__WHAT IS BEING ASKED__.
Filter the lines below, copying only those with the string "image".

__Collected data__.
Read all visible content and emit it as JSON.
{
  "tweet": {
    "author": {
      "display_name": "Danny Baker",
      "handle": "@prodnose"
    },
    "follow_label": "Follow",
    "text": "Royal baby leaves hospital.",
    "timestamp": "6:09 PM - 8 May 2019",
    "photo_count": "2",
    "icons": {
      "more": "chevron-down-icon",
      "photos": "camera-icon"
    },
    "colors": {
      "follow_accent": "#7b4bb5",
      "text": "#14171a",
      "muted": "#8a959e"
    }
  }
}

* * *

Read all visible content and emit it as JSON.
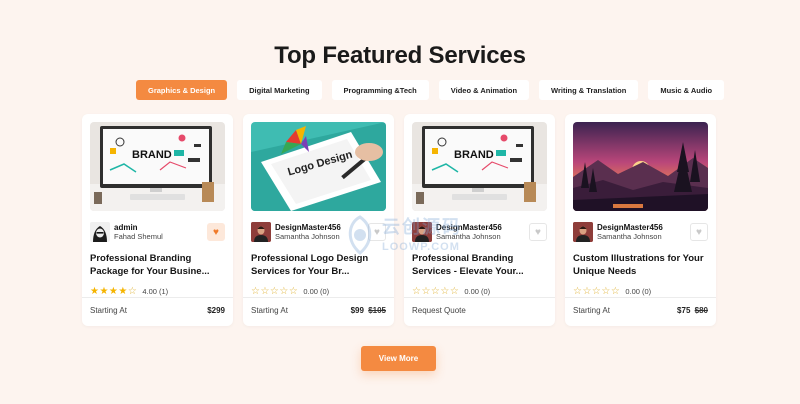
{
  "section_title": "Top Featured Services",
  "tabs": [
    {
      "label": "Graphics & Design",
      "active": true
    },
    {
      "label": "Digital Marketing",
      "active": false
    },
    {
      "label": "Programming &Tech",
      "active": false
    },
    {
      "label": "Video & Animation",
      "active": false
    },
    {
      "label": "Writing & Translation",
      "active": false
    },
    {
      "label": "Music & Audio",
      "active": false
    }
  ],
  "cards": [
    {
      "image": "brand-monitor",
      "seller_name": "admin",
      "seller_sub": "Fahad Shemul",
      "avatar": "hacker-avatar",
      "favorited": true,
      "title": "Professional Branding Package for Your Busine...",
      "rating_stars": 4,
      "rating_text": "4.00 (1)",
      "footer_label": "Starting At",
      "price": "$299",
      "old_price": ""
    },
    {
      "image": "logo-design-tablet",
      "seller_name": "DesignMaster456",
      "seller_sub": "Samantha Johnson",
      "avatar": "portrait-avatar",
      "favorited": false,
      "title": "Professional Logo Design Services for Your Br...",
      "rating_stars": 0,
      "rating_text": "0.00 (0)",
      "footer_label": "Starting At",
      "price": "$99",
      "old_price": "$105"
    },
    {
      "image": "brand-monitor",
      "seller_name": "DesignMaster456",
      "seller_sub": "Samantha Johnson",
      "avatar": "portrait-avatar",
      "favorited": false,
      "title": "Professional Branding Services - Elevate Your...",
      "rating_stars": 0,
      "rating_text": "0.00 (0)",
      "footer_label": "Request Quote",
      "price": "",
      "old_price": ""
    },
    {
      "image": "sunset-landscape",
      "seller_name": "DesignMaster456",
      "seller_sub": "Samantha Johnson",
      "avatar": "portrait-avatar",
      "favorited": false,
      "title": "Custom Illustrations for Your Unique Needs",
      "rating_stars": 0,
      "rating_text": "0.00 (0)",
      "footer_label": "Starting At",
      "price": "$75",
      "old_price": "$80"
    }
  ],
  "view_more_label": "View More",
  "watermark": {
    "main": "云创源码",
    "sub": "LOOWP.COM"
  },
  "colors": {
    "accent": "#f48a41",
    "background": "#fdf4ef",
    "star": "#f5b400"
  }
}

__RESULT__.
      "image": "brand-monitor",
      "image": "logo-design-tablet",
      "image": "brand-monitor",
      "image": "sunset-landscape",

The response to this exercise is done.